(Problem requirements) From the listing below, copy every line with the word "JSON".

Source records:
>> Begin
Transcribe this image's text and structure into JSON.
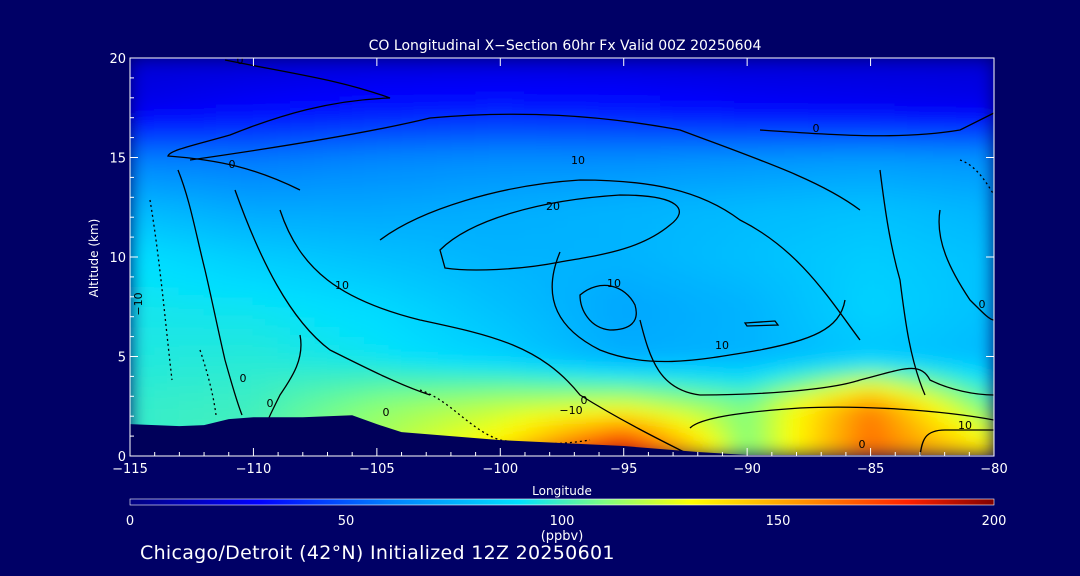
{
  "chart_data": {
    "type": "heatmap",
    "title": "CO Longitudinal X−Section 60hr  Fx Valid 00Z 20250604",
    "xlabel": "Longitude",
    "ylabel": "Altitude (km)",
    "xlim": [
      -115,
      -80
    ],
    "ylim": [
      0,
      20
    ],
    "x_ticks": [
      -115,
      -110,
      -105,
      -100,
      -95,
      -90,
      -85,
      -80
    ],
    "x_tick_labels": [
      "−115",
      "−110",
      "−105",
      "−100",
      "−95",
      "−90",
      "−85",
      "−80"
    ],
    "y_ticks": [
      0,
      5,
      10,
      15,
      20
    ],
    "y_tick_labels": [
      "0",
      "5",
      "10",
      "15",
      "20"
    ],
    "colorbar": {
      "label": "(ppbv)",
      "range": [
        0,
        200
      ],
      "ticks": [
        0,
        50,
        100,
        150,
        200
      ],
      "tick_labels": [
        "0",
        "50",
        "100",
        "150",
        "200"
      ]
    },
    "terrain_km": {
      "x": [
        -115,
        -114,
        -113,
        -112,
        -111,
        -110,
        -108,
        -106,
        -105,
        -104,
        -100,
        -95,
        -92,
        -90,
        -85,
        -80
      ],
      "y": [
        1.6,
        1.55,
        1.5,
        1.55,
        1.85,
        1.95,
        1.95,
        2.05,
        1.6,
        1.2,
        0.8,
        0.5,
        0.2,
        0.05,
        0.05,
        0.05
      ]
    },
    "co_field_ppbv": {
      "x": [
        -115,
        -110,
        -105,
        -100,
        -95,
        -90,
        -85,
        -80
      ],
      "y": [
        0,
        2.5,
        5,
        7.5,
        10,
        12.5,
        15,
        17.5,
        20
      ],
      "z": [
        [
          98,
          102,
          118,
          138,
          198,
          110,
          165,
          140
        ],
        [
          98,
          100,
          112,
          120,
          125,
          110,
          160,
          105
        ],
        [
          95,
          96,
          92,
          85,
          74,
          76,
          82,
          78
        ],
        [
          93,
          92,
          88,
          80,
          72,
          76,
          86,
          80
        ],
        [
          90,
          84,
          80,
          76,
          76,
          80,
          84,
          80
        ],
        [
          78,
          72,
          72,
          74,
          76,
          78,
          80,
          76
        ],
        [
          60,
          58,
          62,
          64,
          64,
          66,
          68,
          66
        ],
        [
          25,
          30,
          34,
          36,
          34,
          30,
          28,
          26
        ],
        [
          20,
          20,
          20,
          20,
          20,
          20,
          20,
          20
        ]
      ]
    },
    "contour_labels": [
      "0",
      "0",
      "0",
      "0",
      "0",
      "0",
      "−10",
      "−10",
      "10",
      "10",
      "10",
      "10",
      "10",
      "20"
    ]
  },
  "footer": "Chicago/Detroit (42°N) Initialized 12Z 20250601"
}
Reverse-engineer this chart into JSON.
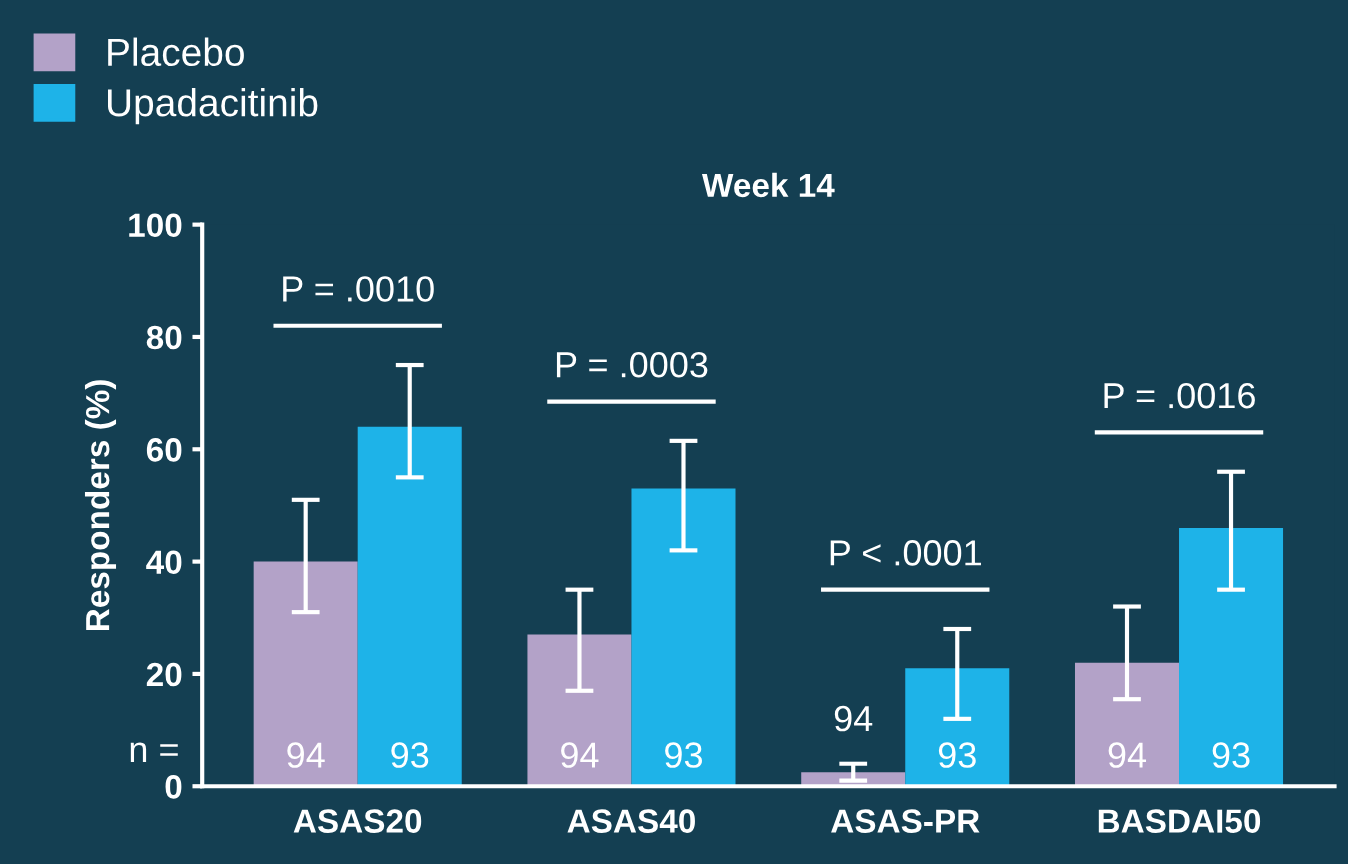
{
  "chart_data": {
    "type": "bar",
    "title": "Week 14",
    "ylabel": "Responders (%)",
    "categories": [
      "ASAS20",
      "ASAS40",
      "ASAS-PR",
      "BASDAI50"
    ],
    "series": [
      {
        "name": "Placebo",
        "color": "#b3a2c8",
        "values": [
          40,
          27,
          2.5,
          22
        ],
        "errors": [
          [
            31,
            51
          ],
          [
            17,
            35
          ],
          [
            1,
            4
          ],
          [
            15.5,
            32
          ]
        ]
      },
      {
        "name": "Upadacitinib",
        "color": "#1eb3e8",
        "values": [
          64,
          53,
          21,
          46
        ],
        "errors": [
          [
            55,
            75
          ],
          [
            42,
            61.5
          ],
          [
            12,
            28
          ],
          [
            35,
            56
          ]
        ]
      }
    ],
    "ylim": [
      0,
      100
    ],
    "yticks": [
      0,
      20,
      40,
      60,
      80,
      100
    ],
    "grid": false,
    "legend": "top left",
    "annotations": [
      "P = .0010",
      "P = .0003",
      "P < .0001",
      "P = .0016",
      "n =",
      "94",
      "94",
      "94",
      "94",
      "93",
      "93",
      "93",
      "93"
    ]
  }
}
>> End
(Reply to the exercise)
Transcribe this image's text and structure into JSON.
Reverse-engineer this chart into JSON.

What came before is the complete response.